[WORK REQUIRED]: Transcribe the records that follow. Keep every word exactly, and drop the pictures.

[MATERIALS PROVIDED]:
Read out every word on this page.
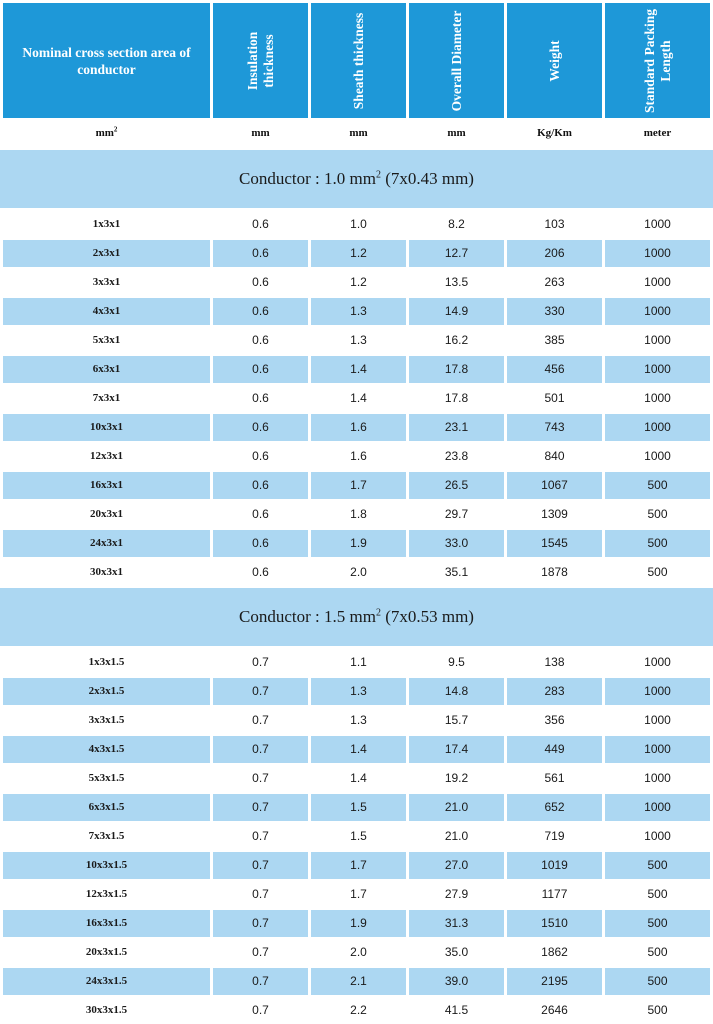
Nominal cross section area of conductor	Insulation thickness	Sheath thickness	Overall Diameter	Weight	Standard Packing Length
$mm^2$	mm	mm	mm	Kg/Km	meter
Conductor : 1.0 $mm^2$ (7x0.43 mm)
1x3x1	0.6	1.0	8.2	103	1000
2x3x1	0.6	1.2	12.7	206	1000
3x3x1	0.6	1.2	13.5	263	1000
4x3x1	0.6	1.3	14.9	330	1000
5x3x1	0.6	1.3	16.2	385	1000
6x3x1	0.6	1.4	17.8	456	1000
7x3x1	0.6	1.4	17.8	501	1000
10x3x1	0.6	1.6	23.1	743	1000
12x3x1	0.6	1.6	23.8	840	1000
16x3x1	0.6	1.7	26.5	1067	500
20x3x1	0.6	1.8	29.7	1309	500
24x3x1	0.6	1.9	33.0	1545	500
30x3x1	0.6	2.0	35.1	1878	500
Conductor : 1.5 $mm^2$ (7x0.53 mm)
1x3x1.5	0.7	1.1	9.5	138	1000
2x3x1.5	0.7	1.3	14.8	283	1000
3x3x1.5	0.7	1.3	15.7	356	1000
4x3x1.5	0.7	1.4	17.4	449	1000
5x3x1.5	0.7	1.4	19.2	561	1000
6x3x1.5	0.7	1.5	21.0	652	1000
7x3x1.5	0.7	1.5	21.0	719	1000
10x3x1.5	0.7	1.7	27.0	1019	500
12x3x1.5	0.7	1.7	27.9	1177	500
16x3x1.5	0.7	1.9	31.3	1510	500
20x3x1.5	0.7	2.0	35.0	1862	500
24x3x1.5	0.7	2.1	39.0	2195	500
30x3x1.5	0.7	2.2	41.5	2646	500
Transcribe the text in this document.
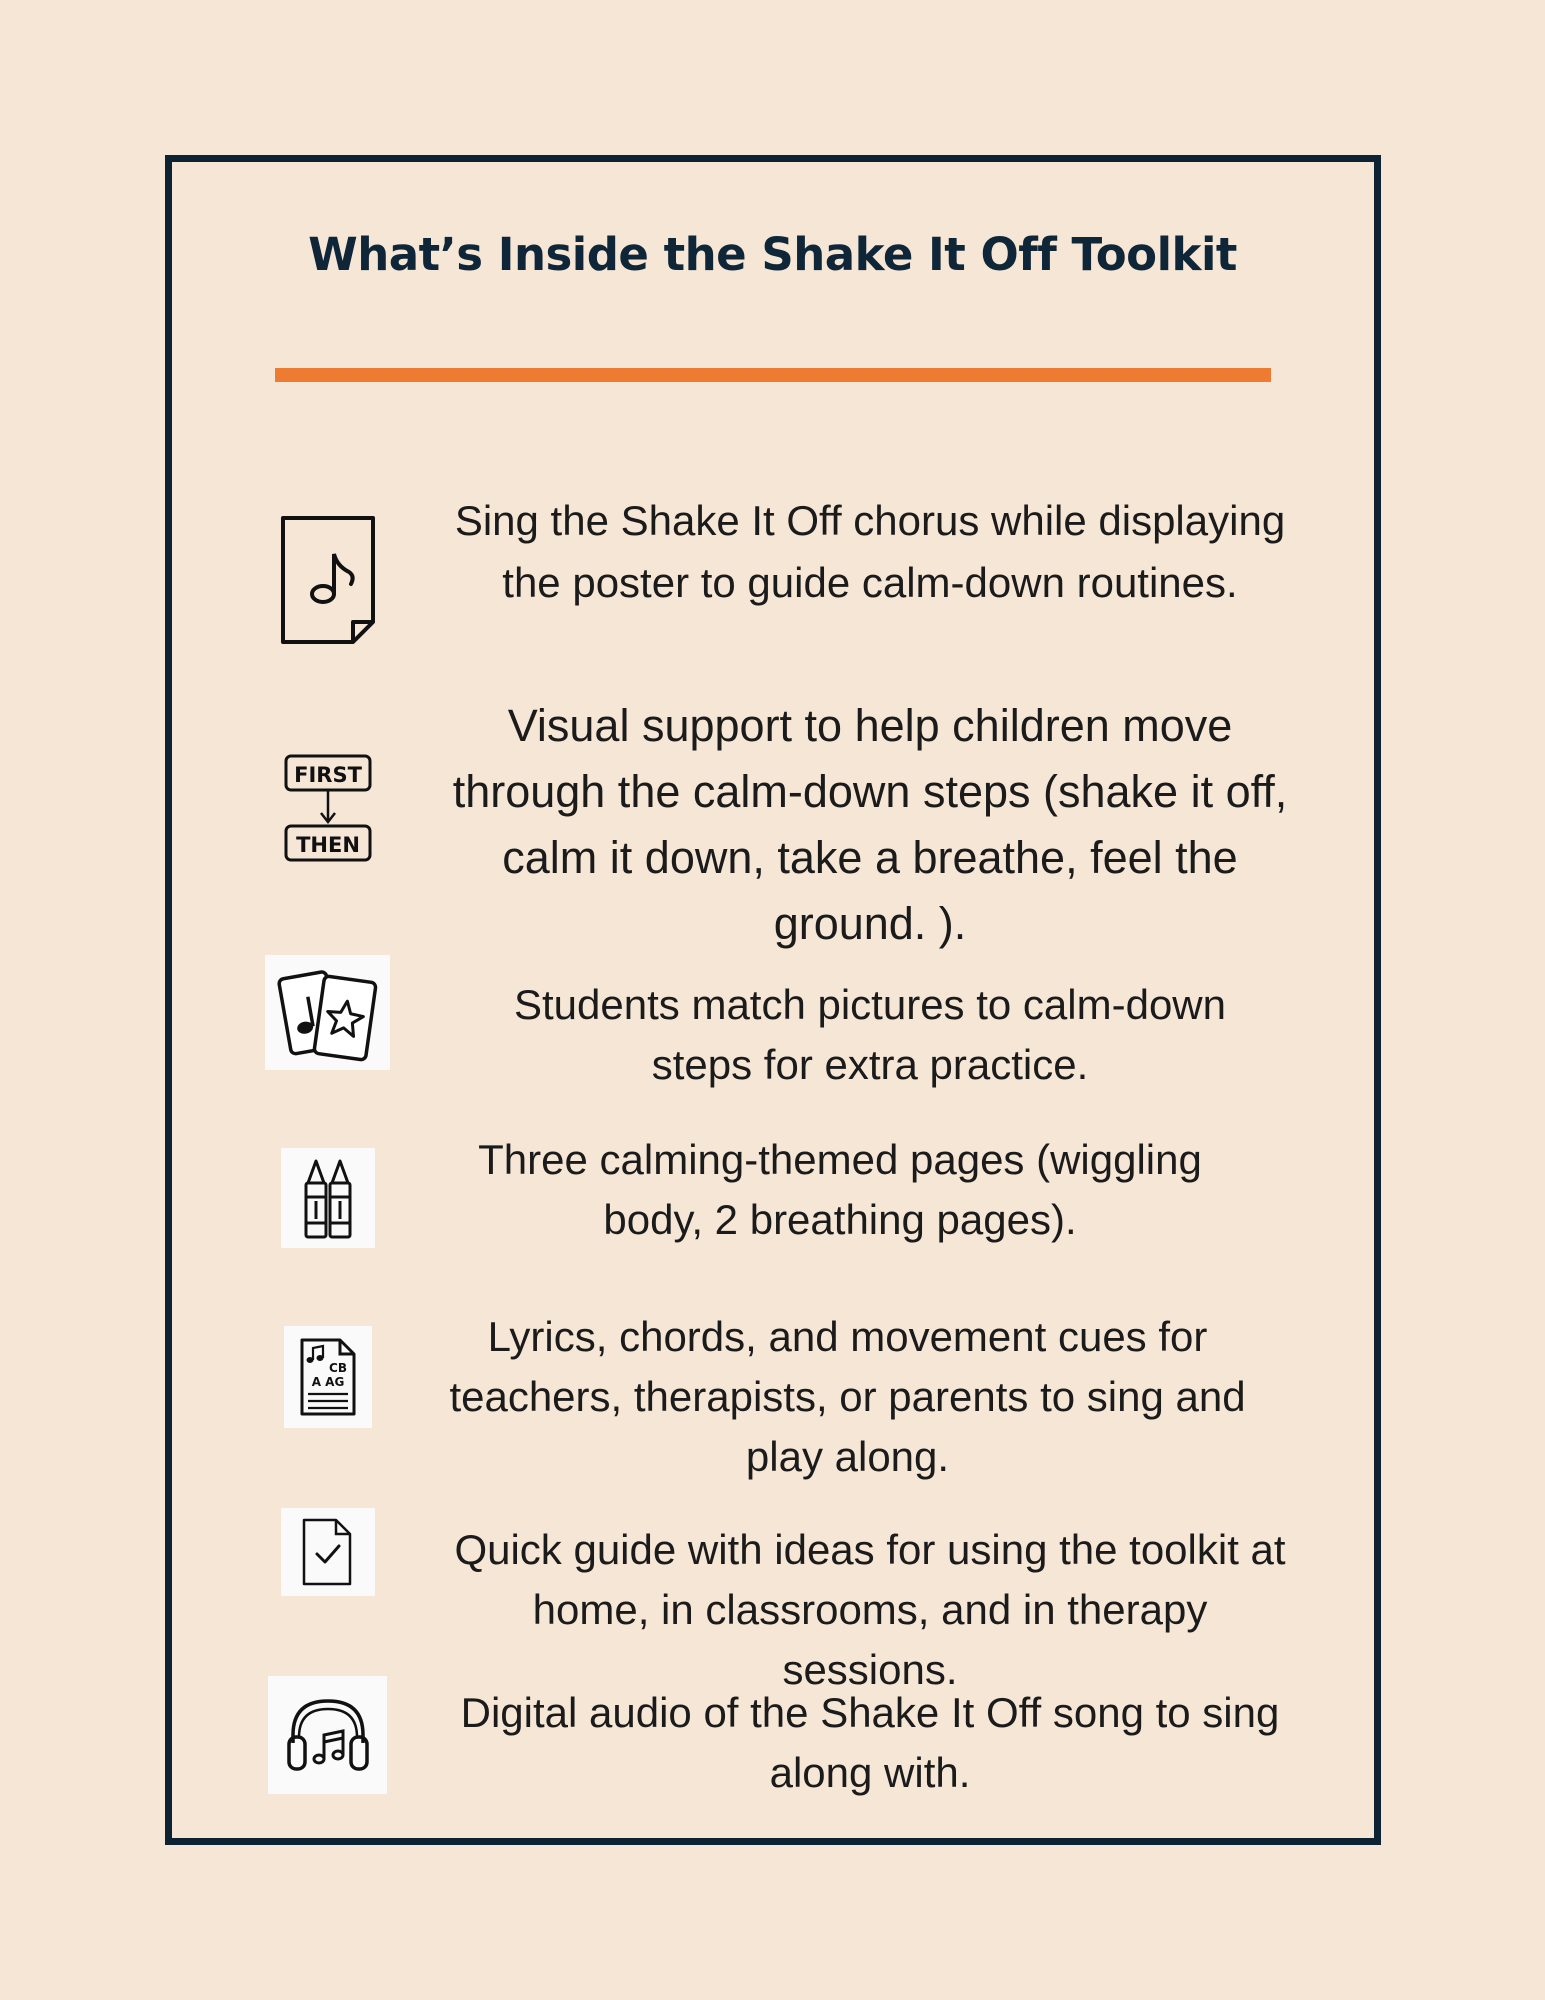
What’s Inside the Shake It Off Toolkit
Sing the Shake It Off chorus while displaying the poster to guide calm-down routines.
FIRST
THEN
Visual support to help children move through the calm-down steps (shake it off, calm it down, take a breathe, feel the ground. ).
Students match pictures to calm-down steps for extra practice.
Three calming-themed pages (wiggling body, 2 breathing pages).
CB
A AG
Lyrics, chords, and movement cues for teachers, therapists, or parents to sing and play along.
Quick guide with ideas for using the toolkit at home, in classrooms, and in therapy sessions.
Digital audio of the Shake It Off song to sing along with.
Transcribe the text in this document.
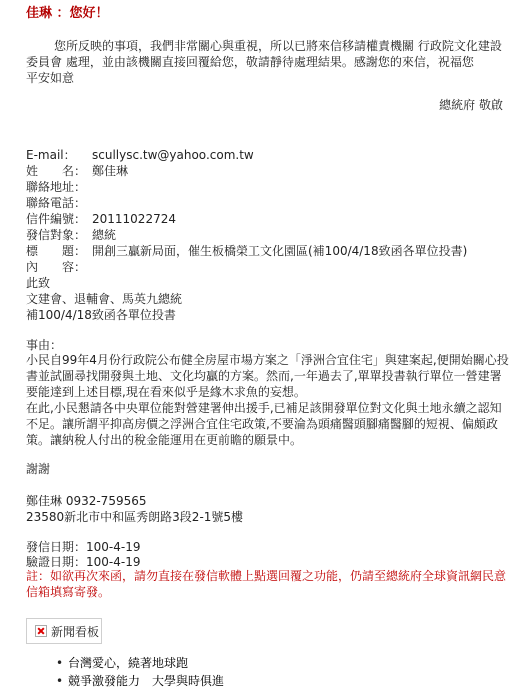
佳琳 ：您好！
您所反映的事項，我們非常關心與重視，所以已將來信移請權責機關 行政院文化建設委員會 處理，並由該機關直接回覆給您，敬請靜待處理結果。感謝您的來信，祝福您
平安如意
總統府 敬啟
E-mail： scullysc.tw@yahoo.com.tw
姓　　名： 鄭佳琳
聯絡地址：
聯絡電話：
信件編號： 20111022724
發信對象： 總統
標　　題： 開創三贏新局面，催生板橋榮工文化園區(補100/4/18致函各單位投書)
內　　容：
此致
文建會、退輔會、馬英九總統
補100/4/18致函各單位投書
事由：
小民自99年4月份行政院公布健全房屋市場方案之「淨洲合宜住宅」與建案起,便開始關心投書並試圖尋找開發與土地、文化均贏的方案。然而,一年過去了,單單投書執行單位一營建署要能達到上述目標,現在看來似乎是緣木求魚的妄想。
在此,小民懇請各中央單位能對營建署伸出援手,已補足該開發單位對文化與土地永續之認知不足。讓所謂平抑高房價之浮洲合宜住宅政策,不要淪為頭痛醫頭腳痛醫腳的短視、偏頗政策。讓納稅人付出的稅金能運用在更前瞻的願景中。
謝謝
鄭佳琳 0932-759565
23580新北市中和區秀朗路3段2-1號5樓
發信日期：100-4-19
驗證日期：100-4-19
註：如欲再次來函，請勿直接在發信軟體上點選回覆之功能，仍請至總統府全球資訊網民意信箱填寫寄發。
新聞看板
• 台灣愛心，繞著地球跑
• 競爭激發能力　大學與時俱進
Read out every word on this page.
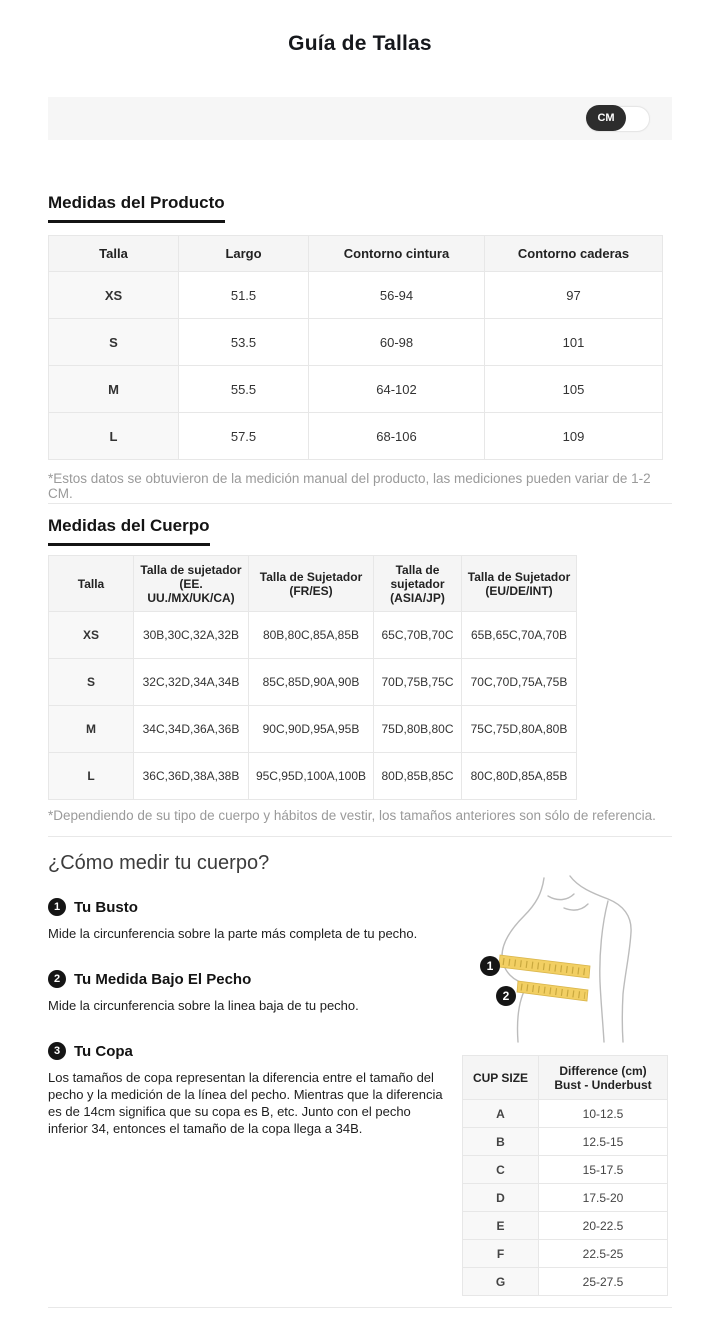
Guía de Tallas
CM
Medidas del Producto
Talla	Largo	Contorno cintura	Contorno caderas
XS	51.5	56-94	97
S	53.5	60-98	101
M	55.5	64-102	105
L	57.5	68-106	109
*Estos datos se obtuvieron de la medición manual del producto, las mediciones pueden variar de 1-2 CM.
Medidas del Cuerpo
Talla	Talla de sujetador (EE. UU./MX/UK/CA)	Talla de Sujetador (FR/ES)	Talla de sujetador (ASIA/JP)	Talla de Sujetador (EU/DE/INT)
XS	30B,30C,32A,32B	80B,80C,85A,85B	65C,70B,70C	65B,65C,70A,70B
S	32C,32D,34A,34B	85C,85D,90A,90B	70D,75B,75C	70C,70D,75A,75B
M	34C,34D,36A,36B	90C,90D,95A,95B	75D,80B,80C	75C,75D,80A,80B
L	36C,36D,38A,38B	95C,95D,100A,100B	80D,85B,85C	80C,80D,85A,85B
*Dependiendo de su tipo de cuerpo y hábitos de vestir, los tamaños anteriores son sólo de referencia.
¿Cómo medir tu cuerpo?
1 Tu Busto
Mide la circunferencia sobre la parte más completa de tu pecho.
2 Tu Medida Bajo El Pecho
Mide la circunferencia sobre la linea baja de tu pecho.
3 Tu Copa
Los tamaños de copa representan la diferencia entre el tamaño del pecho y la medición de la línea del pecho. Mientras que la diferencia es de 14cm significa que su copa es B, etc. Junto con el pecho inferior 34, entonces el tamaño de la copa llega a 34B.
1
2
CUP SIZE	Difference (cm)
Bust - Underbust

A	10-12.5
B	12.5-15
C	15-17.5
D	17.5-20
E	20-22.5
F	22.5-25
G	25-27.5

[SOLUTION FOR THIS EXERCISE]:
Read out every word on this page.
Nominal cross section area of conductor	Insulation thickness	Sheath thickness	Overall Diameter	Weight	Standard Packing Length
$mm^2$	mm	mm	mm	Kg/Km	meter
Conductor : 1.0 $mm^2$ (7x0.43 mm)
1x3x1	0.6	1.0	8.2	103	1000
2x3x1	0.6	1.2	12.7	206	1000
3x3x1	0.6	1.2	13.5	263	1000
4x3x1	0.6	1.3	14.9	330	1000
5x3x1	0.6	1.3	16.2	385	1000
6x3x1	0.6	1.4	17.8	456	1000
7x3x1	0.6	1.4	17.8	501	1000
10x3x1	0.6	1.6	23.1	743	1000
12x3x1	0.6	1.6	23.8	840	1000
16x3x1	0.6	1.7	26.5	1067	500
20x3x1	0.6	1.8	29.7	1309	500
24x3x1	0.6	1.9	33.0	1545	500
30x3x1	0.6	2.0	35.1	1878	500
Conductor : 1.5 $mm^2$ (7x0.53 mm)
1x3x1.5	0.7	1.1	9.5	138	1000
2x3x1.5	0.7	1.3	14.8	283	1000
3x3x1.5	0.7	1.3	15.7	356	1000
4x3x1.5	0.7	1.4	17.4	449	1000
5x3x1.5	0.7	1.4	19.2	561	1000
6x3x1.5	0.7	1.5	21.0	652	1000
7x3x1.5	0.7	1.5	21.0	719	1000
10x3x1.5	0.7	1.7	27.0	1019	500
12x3x1.5	0.7	1.7	27.9	1177	500
16x3x1.5	0.7	1.9	31.3	1510	500
20x3x1.5	0.7	2.0	35.0	1862	500
24x3x1.5	0.7	2.1	39.0	2195	500
30x3x1.5	0.7	2.2	41.5	2646	500
Transcribe the text in this document.
What’s Inside the Shake It Off Toolkit
Sing the Shake It Off chorus while displaying the poster to guide calm-down routines.
FIRST
THEN
Visual support to help children move through the calm-down steps (shake it off, calm it down, take a breathe, feel the ground. ).
Students match pictures to calm-down steps for extra practice.
Three calming-themed pages (wiggling body, 2 breathing pages).
CB
A AG
Lyrics, chords, and movement cues for teachers, therapists, or parents to sing and play along.
Quick guide with ideas for using the toolkit at home, in classrooms, and in therapy sessions.
Digital audio of the Shake It Off song to sing along with.
Transcribe the text in this document.
佳琳 ：您好！
您所反映的事項，我們非常關心與重視，所以已將來信移請權責機關 行政院文化建設委員會 處理，並由該機關直接回覆給您，敬請靜待處理結果。感謝您的來信，祝福您
平安如意
總統府 敬啟
E-mail： scullysc.tw@yahoo.com.tw
姓　　名： 鄭佳琳
聯絡地址：
聯絡電話：
信件編號： 20111022724
發信對象： 總統
標　　題： 開創三贏新局面，催生板橋榮工文化園區(補100/4/18致函各單位投書)
內　　容：
此致
文建會、退輔會、馬英九總統
補100/4/18致函各單位投書
事由：
小民自99年4月份行政院公布健全房屋市場方案之「淨洲合宜住宅」與建案起,便開始關心投書並試圖尋找開發與土地、文化均贏的方案。然而,一年過去了,單單投書執行單位一營建署要能達到上述目標,現在看來似乎是緣木求魚的妄想。
在此,小民懇請各中央單位能對營建署伸出援手,已補足該開發單位對文化與土地永續之認知不足。讓所謂平抑高房價之浮洲合宜住宅政策,不要淪為頭痛醫頭腳痛醫腳的短視、偏頗政策。讓納稅人付出的稅金能運用在更前瞻的願景中。
謝謝
鄭佳琳 0932-759565
23580新北市中和區秀朗路3段2-1號5樓
發信日期：100-4-19
驗證日期：100-4-19
註：如欲再次來函，請勿直接在發信軟體上點選回覆之功能，仍請至總統府全球資訊網民意信箱填寫寄發。
新聞看板
• 台灣愛心，繞著地球跑
• 競爭激發能力　大學與時俱進
Read out every word on this page.
Guía de Tallas
CM
Medidas del Producto
Talla	Largo	Contorno cintura	Contorno caderas
XS	51.5	56-94	97
S	53.5	60-98	101
M	55.5	64-102	105
L	57.5	68-106	109
*Estos datos se obtuvieron de la medición manual del producto, las mediciones pueden variar de 1-2 CM.
Medidas del Cuerpo
Talla	Talla de sujetador (EE. UU./MX/UK/CA)	Talla de Sujetador (FR/ES)	Talla de sujetador (ASIA/JP)	Talla de Sujetador (EU/DE/INT)
XS	30B,30C,32A,32B	80B,80C,85A,85B	65C,70B,70C	65B,65C,70A,70B
S	32C,32D,34A,34B	85C,85D,90A,90B	70D,75B,75C	70C,70D,75A,75B
M	34C,34D,36A,36B	90C,90D,95A,95B	75D,80B,80C	75C,75D,80A,80B
L	36C,36D,38A,38B	95C,95D,100A,100B	80D,85B,85C	80C,80D,85A,85B
*Dependiendo de su tipo de cuerpo y hábitos de vestir, los tamaños anteriores son sólo de referencia.
¿Cómo medir tu cuerpo?
1 Tu Busto
Mide la circunferencia sobre la parte más completa de tu pecho.
2 Tu Medida Bajo El Pecho
Mide la circunferencia sobre la linea baja de tu pecho.
3 Tu Copa
Los tamaños de copa representan la diferencia entre el tamaño del pecho y la medición de la línea del pecho. Mientras que la diferencia es de 14cm significa que su copa es B, etc. Junto con el pecho inferior 34, entonces el tamaño de la copa llega a 34B.
1
2
CUP SIZE	Difference (cm)
Bust - Underbust

A	10-12.5
B	12.5-15
C	15-17.5
D	17.5-20
E	20-22.5
F	22.5-25
G	25-27.5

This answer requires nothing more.